■ PROBLEM TO SOLVE
The answer should be a single number: how many lines of the entries below hold the word "Hombres".

# Start of TASK INPUTS

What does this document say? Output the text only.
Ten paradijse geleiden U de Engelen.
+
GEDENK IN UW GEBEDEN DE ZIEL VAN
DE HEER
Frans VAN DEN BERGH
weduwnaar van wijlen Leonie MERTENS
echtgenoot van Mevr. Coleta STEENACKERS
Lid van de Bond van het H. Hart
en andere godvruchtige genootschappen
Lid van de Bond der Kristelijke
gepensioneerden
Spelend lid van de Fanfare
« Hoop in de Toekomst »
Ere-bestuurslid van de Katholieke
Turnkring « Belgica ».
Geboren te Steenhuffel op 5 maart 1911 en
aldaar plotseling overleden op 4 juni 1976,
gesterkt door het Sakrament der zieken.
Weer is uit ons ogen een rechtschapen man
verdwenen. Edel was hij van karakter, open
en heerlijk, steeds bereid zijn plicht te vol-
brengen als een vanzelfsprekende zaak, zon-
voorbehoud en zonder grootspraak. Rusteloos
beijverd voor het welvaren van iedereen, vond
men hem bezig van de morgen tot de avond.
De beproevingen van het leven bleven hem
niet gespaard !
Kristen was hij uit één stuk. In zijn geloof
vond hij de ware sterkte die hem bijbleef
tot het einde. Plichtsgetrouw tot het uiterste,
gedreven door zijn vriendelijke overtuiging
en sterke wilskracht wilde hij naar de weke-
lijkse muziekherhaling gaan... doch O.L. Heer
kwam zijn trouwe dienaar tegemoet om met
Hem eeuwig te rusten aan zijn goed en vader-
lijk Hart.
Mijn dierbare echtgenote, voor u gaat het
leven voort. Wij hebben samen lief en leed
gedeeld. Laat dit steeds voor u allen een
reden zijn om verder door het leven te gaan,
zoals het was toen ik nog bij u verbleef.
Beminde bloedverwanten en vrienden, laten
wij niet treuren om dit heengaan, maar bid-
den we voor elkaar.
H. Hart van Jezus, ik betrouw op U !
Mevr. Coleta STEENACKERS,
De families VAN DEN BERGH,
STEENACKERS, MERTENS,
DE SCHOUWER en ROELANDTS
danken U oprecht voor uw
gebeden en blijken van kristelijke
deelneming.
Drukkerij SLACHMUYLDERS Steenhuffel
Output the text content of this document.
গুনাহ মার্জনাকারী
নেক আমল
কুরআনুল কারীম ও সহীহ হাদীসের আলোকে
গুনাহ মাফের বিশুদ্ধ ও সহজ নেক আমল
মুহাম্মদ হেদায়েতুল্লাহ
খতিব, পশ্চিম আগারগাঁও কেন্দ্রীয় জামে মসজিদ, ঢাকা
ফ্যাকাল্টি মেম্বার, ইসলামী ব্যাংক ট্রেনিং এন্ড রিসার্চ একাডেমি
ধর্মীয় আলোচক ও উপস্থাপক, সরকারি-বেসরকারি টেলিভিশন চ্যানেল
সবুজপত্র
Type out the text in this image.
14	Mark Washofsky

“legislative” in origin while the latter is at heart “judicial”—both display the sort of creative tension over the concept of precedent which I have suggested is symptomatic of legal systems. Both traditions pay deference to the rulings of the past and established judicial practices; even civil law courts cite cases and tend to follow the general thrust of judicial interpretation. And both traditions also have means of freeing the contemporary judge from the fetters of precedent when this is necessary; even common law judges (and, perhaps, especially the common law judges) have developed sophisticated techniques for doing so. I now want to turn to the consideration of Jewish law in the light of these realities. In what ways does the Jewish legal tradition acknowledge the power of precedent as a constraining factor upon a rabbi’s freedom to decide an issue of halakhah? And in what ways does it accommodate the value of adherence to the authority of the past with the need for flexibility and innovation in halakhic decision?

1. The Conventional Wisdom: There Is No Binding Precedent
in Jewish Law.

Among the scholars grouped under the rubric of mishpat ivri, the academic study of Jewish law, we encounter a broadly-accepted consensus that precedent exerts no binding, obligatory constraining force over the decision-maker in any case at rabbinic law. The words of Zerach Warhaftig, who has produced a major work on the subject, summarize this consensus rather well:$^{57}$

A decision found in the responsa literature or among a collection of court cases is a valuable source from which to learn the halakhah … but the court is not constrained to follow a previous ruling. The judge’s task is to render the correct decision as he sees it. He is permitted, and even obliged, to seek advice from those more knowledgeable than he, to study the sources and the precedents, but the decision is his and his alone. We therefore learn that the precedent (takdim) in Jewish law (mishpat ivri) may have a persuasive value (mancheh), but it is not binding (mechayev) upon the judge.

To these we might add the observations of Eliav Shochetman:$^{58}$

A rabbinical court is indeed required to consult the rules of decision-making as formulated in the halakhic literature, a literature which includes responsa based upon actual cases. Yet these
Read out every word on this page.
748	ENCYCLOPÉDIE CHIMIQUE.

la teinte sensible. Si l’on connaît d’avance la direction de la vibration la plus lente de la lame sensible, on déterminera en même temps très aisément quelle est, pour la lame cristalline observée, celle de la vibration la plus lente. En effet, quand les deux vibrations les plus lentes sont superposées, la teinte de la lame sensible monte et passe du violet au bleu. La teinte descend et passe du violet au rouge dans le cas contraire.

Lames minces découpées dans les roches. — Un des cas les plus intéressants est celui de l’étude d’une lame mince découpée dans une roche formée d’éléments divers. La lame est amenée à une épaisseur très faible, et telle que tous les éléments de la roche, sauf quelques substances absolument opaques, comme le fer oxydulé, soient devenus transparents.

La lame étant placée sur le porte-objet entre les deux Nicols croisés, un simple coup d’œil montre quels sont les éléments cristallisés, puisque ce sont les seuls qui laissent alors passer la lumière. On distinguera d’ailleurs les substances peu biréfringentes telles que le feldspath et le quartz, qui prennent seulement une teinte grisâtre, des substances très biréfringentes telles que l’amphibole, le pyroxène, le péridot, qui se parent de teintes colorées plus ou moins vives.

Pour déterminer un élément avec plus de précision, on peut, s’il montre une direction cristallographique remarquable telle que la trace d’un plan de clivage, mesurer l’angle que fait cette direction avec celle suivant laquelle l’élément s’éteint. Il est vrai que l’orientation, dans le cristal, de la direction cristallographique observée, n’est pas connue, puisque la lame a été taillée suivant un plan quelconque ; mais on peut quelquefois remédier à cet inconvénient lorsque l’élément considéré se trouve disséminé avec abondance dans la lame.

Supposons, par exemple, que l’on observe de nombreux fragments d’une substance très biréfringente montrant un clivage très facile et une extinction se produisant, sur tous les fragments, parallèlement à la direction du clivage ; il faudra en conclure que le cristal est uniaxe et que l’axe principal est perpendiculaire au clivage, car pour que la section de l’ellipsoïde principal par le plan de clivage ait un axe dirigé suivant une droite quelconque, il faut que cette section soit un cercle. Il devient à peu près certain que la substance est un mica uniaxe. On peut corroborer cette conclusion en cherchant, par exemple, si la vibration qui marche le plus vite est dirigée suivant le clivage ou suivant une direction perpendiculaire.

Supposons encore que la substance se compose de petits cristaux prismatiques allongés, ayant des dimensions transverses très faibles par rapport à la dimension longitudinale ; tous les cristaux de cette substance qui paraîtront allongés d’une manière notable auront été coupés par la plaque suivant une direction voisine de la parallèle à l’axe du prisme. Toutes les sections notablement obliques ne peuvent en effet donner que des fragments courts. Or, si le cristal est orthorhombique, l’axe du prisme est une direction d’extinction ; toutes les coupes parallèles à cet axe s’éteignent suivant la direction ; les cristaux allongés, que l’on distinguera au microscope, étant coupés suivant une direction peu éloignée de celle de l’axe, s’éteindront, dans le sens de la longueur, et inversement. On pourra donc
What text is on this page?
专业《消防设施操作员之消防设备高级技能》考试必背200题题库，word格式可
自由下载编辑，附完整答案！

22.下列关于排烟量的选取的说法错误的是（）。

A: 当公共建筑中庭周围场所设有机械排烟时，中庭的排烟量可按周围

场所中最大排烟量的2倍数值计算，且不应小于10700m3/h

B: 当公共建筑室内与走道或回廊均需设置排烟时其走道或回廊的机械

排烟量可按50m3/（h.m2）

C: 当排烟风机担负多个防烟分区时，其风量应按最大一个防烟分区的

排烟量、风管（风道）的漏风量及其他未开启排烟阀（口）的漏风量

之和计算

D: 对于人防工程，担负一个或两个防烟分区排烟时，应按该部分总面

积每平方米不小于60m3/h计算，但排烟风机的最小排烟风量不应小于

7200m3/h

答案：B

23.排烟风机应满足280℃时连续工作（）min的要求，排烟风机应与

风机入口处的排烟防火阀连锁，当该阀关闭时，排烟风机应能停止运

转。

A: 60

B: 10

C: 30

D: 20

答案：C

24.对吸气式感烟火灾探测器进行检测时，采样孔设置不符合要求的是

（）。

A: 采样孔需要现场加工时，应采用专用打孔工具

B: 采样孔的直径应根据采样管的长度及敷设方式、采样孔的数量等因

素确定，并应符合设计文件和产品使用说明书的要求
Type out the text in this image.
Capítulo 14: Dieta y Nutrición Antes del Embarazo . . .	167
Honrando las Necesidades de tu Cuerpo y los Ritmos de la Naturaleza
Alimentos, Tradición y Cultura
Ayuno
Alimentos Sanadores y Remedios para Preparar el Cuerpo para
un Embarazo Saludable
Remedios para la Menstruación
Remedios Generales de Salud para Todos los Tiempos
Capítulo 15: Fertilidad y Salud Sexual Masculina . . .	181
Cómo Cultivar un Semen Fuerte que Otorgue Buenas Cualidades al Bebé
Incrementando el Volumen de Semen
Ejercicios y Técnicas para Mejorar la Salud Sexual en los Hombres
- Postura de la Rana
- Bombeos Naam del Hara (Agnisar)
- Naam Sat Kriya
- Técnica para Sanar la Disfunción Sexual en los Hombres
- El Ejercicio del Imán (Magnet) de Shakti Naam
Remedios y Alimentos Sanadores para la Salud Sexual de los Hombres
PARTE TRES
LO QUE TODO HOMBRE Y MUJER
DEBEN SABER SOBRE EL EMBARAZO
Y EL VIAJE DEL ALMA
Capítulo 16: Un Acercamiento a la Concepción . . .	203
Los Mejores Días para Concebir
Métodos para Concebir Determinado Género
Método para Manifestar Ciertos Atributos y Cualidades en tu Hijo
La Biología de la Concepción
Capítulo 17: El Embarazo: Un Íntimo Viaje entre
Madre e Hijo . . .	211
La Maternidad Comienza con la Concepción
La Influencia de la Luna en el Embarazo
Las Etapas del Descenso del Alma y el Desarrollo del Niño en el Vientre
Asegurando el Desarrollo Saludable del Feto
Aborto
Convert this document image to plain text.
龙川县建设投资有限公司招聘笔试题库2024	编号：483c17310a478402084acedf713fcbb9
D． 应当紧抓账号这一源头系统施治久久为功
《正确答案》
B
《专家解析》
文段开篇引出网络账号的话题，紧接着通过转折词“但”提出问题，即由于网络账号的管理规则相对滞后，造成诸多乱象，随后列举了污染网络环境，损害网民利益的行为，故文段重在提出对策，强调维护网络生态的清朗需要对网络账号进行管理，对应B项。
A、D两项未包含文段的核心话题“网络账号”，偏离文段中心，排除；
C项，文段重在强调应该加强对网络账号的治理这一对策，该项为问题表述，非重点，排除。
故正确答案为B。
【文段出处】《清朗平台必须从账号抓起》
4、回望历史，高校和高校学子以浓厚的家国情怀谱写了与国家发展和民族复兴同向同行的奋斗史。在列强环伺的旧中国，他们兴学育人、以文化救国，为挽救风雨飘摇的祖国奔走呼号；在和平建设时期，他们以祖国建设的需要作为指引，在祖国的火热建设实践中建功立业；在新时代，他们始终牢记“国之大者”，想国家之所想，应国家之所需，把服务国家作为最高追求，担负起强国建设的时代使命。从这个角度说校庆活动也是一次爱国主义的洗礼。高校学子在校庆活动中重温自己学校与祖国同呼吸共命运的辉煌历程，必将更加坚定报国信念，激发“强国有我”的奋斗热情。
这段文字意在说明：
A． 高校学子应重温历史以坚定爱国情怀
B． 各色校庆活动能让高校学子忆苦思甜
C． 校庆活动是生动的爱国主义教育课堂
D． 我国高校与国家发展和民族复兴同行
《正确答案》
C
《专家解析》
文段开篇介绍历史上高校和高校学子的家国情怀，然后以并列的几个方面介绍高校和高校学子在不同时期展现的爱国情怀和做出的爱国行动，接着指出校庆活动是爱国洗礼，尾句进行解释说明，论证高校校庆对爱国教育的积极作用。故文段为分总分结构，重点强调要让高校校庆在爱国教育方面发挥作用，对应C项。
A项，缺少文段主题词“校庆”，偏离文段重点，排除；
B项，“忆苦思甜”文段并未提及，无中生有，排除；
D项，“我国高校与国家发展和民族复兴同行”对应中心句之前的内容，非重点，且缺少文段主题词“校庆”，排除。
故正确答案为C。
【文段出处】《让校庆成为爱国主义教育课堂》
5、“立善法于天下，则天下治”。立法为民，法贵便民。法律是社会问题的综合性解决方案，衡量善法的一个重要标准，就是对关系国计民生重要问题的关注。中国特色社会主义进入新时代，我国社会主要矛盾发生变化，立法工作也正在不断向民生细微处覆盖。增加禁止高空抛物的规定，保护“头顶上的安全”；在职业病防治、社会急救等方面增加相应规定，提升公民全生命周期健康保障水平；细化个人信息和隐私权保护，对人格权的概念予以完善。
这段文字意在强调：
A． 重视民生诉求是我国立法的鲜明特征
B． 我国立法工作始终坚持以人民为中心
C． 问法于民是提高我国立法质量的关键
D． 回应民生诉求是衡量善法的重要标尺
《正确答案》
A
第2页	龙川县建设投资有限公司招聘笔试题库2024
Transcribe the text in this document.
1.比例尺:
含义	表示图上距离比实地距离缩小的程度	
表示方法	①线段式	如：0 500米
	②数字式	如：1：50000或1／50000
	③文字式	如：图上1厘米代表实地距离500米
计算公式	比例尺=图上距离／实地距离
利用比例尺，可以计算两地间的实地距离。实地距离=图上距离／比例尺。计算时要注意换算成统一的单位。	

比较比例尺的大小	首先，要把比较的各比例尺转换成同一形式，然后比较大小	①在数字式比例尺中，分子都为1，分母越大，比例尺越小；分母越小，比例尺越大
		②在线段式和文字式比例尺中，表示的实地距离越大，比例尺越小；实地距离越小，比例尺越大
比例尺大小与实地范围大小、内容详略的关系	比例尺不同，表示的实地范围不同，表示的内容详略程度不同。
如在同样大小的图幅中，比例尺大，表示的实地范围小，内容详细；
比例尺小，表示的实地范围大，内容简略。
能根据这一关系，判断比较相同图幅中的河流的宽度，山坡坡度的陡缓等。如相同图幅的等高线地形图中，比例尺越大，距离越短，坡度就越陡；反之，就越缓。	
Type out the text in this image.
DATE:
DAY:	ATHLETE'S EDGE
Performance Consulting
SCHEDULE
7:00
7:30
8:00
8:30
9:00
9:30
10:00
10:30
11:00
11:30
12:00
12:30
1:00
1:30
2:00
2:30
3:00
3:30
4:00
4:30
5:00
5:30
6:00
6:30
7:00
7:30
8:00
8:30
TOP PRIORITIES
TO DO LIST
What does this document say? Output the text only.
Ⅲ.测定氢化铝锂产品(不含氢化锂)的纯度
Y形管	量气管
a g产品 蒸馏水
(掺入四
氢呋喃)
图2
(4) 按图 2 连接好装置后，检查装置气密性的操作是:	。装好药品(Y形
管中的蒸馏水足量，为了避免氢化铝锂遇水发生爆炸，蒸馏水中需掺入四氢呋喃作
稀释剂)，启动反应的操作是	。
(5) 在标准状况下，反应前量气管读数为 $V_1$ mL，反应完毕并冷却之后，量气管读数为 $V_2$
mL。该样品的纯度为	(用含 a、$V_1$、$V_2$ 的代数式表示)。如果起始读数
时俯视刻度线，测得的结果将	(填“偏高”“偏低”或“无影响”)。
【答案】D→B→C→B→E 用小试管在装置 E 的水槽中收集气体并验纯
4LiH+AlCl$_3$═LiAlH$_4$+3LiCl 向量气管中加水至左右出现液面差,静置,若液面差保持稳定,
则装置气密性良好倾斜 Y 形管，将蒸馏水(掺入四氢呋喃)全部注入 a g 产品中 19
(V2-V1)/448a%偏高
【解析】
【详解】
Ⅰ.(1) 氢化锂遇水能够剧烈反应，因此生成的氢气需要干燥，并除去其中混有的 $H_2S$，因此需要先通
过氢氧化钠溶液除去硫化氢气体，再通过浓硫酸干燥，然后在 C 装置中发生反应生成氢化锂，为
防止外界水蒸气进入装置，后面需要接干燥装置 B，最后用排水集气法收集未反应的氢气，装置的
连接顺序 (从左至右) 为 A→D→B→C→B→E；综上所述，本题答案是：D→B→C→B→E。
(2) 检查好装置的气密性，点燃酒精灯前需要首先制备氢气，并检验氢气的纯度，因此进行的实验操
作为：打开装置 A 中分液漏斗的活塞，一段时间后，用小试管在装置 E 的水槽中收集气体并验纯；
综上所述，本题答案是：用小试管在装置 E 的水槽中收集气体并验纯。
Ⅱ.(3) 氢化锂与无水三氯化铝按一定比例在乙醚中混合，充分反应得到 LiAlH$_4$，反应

# End of TASK INPUTS

■ RESPONSE BELOW
3